Exercise requirements:
All material below is to be reproduced exactly.

====

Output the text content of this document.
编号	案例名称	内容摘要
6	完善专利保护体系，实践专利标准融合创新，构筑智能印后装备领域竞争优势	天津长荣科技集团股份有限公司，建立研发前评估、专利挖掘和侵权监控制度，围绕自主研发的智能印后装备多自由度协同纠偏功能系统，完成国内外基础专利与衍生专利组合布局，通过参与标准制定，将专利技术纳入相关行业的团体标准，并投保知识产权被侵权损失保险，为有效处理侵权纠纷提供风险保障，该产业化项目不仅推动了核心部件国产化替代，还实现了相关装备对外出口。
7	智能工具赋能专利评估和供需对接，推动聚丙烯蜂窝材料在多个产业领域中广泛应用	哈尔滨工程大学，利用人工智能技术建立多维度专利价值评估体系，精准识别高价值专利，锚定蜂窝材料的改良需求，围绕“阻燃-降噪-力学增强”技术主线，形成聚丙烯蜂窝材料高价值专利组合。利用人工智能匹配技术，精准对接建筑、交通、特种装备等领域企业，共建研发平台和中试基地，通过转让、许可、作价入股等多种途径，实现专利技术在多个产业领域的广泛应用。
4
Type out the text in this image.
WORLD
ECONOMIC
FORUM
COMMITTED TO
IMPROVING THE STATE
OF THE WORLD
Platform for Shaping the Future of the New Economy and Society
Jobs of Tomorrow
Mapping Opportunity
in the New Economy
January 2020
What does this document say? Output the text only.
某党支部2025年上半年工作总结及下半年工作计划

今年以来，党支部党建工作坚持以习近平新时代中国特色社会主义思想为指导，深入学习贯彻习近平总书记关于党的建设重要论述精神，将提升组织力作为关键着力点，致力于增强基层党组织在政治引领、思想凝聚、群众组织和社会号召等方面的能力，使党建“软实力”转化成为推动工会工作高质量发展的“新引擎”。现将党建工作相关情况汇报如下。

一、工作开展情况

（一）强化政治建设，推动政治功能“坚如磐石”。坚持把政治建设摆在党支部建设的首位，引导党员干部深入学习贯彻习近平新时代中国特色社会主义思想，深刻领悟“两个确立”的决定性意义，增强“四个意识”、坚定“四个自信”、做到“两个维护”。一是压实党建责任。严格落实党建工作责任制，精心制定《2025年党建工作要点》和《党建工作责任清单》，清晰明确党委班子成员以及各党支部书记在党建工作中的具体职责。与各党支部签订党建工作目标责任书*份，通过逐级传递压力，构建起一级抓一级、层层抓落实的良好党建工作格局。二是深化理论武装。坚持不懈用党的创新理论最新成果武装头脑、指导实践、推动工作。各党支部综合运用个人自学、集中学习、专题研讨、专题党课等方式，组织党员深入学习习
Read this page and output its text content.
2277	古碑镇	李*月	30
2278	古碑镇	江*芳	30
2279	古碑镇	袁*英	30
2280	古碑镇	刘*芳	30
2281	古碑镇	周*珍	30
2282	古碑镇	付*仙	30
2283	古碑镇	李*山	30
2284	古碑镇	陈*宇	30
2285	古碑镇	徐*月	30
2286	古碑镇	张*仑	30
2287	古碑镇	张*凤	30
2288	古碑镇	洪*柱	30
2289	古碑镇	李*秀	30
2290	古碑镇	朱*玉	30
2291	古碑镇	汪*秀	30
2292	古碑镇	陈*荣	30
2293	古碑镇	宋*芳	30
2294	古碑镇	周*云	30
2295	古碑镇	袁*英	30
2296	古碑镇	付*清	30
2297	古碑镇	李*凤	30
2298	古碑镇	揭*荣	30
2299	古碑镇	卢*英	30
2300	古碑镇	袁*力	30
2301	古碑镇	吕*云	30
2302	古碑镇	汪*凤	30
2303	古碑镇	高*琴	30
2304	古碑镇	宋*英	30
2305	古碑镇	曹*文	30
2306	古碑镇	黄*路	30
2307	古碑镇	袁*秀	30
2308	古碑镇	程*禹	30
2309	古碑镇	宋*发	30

====

Answer for this exercise:
Output the text content of this document.
编号	案例名称	内容摘要
6	完善专利保护体系，实践专利标准融合创新，构筑智能印后装备领域竞争优势	天津长荣科技集团股份有限公司，建立研发前评估、专利挖掘和侵权监控制度，围绕自主研发的智能印后装备多自由度协同纠偏功能系统，完成国内外基础专利与衍生专利组合布局，通过参与标准制定，将专利技术纳入相关行业的团体标准，并投保知识产权被侵权损失保险，为有效处理侵权纠纷提供风险保障，该产业化项目不仅推动了核心部件国产化替代，还实现了相关装备对外出口。
7	智能工具赋能专利评估和供需对接，推动聚丙烯蜂窝材料在多个产业领域中广泛应用	哈尔滨工程大学，利用人工智能技术建立多维度专利价值评估体系，精准识别高价值专利，锚定蜂窝材料的改良需求，围绕“阻燃-降噪-力学增强”技术主线，形成聚丙烯蜂窝材料高价值专利组合。利用人工智能匹配技术，精准对接建筑、交通、特种装备等领域企业，共建研发平台和中试基地，通过转让、许可、作价入股等多种途径，实现专利技术在多个产业领域的广泛应用。
4
Type out the text in this image.
WORLD
ECONOMIC
FORUM
COMMITTED TO
IMPROVING THE STATE
OF THE WORLD
Platform for Shaping the Future of the New Economy and Society
Jobs of Tomorrow
Mapping Opportunity
in the New Economy
January 2020
What does this document say? Output the text only.
某党支部2025年上半年工作总结及下半年工作计划

今年以来，党支部党建工作坚持以习近平新时代中国特色社会主义思想为指导，深入学习贯彻习近平总书记关于党的建设重要论述精神，将提升组织力作为关键着力点，致力于增强基层党组织在政治引领、思想凝聚、群众组织和社会号召等方面的能力，使党建“软实力”转化成为推动工会工作高质量发展的“新引擎”。现将党建工作相关情况汇报如下。

一、工作开展情况

（一）强化政治建设，推动政治功能“坚如磐石”。坚持把政治建设摆在党支部建设的首位，引导党员干部深入学习贯彻习近平新时代中国特色社会主义思想，深刻领悟“两个确立”的决定性意义，增强“四个意识”、坚定“四个自信”、做到“两个维护”。一是压实党建责任。严格落实党建工作责任制，精心制定《2025年党建工作要点》和《党建工作责任清单》，清晰明确党委班子成员以及各党支部书记在党建工作中的具体职责。与各党支部签订党建工作目标责任书*份，通过逐级传递压力，构建起一级抓一级、层层抓落实的良好党建工作格局。二是深化理论武装。坚持不懈用党的创新理论最新成果武装头脑、指导实践、推动工作。各党支部综合运用个人自学、集中学习、专题研讨、专题党课等方式，组织党员深入学习习
Read this page and output its text content.
2277	古碑镇	李*月	30
2278	古碑镇	江*芳	30
2279	古碑镇	袁*英	30
2280	古碑镇	刘*芳	30
2281	古碑镇	周*珍	30
2282	古碑镇	付*仙	30
2283	古碑镇	李*山	30
2284	古碑镇	陈*宇	30
2285	古碑镇	徐*月	30
2286	古碑镇	张*仑	30
2287	古碑镇	张*凤	30
2288	古碑镇	洪*柱	30
2289	古碑镇	李*秀	30
2290	古碑镇	朱*玉	30
2291	古碑镇	汪*秀	30
2292	古碑镇	陈*荣	30
2293	古碑镇	宋*芳	30
2294	古碑镇	周*云	30
2295	古碑镇	袁*英	30
2296	古碑镇	付*清	30
2297	古碑镇	李*凤	30
2298	古碑镇	揭*荣	30
2299	古碑镇	卢*英	30
2300	古碑镇	袁*力	30
2301	古碑镇	吕*云	30
2302	古碑镇	汪*凤	30
2303	古碑镇	高*琴	30
2304	古碑镇	宋*英	30
2305	古碑镇	曹*文	30
2306	古碑镇	黄*路	30
2307	古碑镇	袁*秀	30
2308	古碑镇	程*禹	30
2309	古碑镇	宋*发	30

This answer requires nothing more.